**What is being asked:**
From the material below, list every line containing "this".

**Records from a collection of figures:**
▽
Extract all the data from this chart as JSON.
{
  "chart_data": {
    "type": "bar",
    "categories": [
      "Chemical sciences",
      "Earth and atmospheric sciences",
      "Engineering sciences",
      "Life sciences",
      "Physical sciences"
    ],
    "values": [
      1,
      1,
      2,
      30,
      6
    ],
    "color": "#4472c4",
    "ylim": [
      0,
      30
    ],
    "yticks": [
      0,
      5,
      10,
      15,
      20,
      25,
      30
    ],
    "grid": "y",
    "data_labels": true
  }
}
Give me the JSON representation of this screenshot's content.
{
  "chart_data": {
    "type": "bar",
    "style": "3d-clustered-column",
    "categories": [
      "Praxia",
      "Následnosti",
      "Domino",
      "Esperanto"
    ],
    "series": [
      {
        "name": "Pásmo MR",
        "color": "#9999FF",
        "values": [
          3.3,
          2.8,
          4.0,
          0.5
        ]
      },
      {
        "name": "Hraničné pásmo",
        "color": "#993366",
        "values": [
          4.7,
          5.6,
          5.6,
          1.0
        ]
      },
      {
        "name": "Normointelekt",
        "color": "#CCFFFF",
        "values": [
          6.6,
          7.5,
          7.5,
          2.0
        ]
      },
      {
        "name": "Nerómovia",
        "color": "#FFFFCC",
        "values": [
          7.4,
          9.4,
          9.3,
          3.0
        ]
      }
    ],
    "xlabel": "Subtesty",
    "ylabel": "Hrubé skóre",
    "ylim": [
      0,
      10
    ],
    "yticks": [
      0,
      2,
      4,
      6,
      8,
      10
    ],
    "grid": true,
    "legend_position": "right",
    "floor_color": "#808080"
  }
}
△
**The reply:**
Extract all the data from this chart as JSON.
Give me the JSON representation of this screenshot's content.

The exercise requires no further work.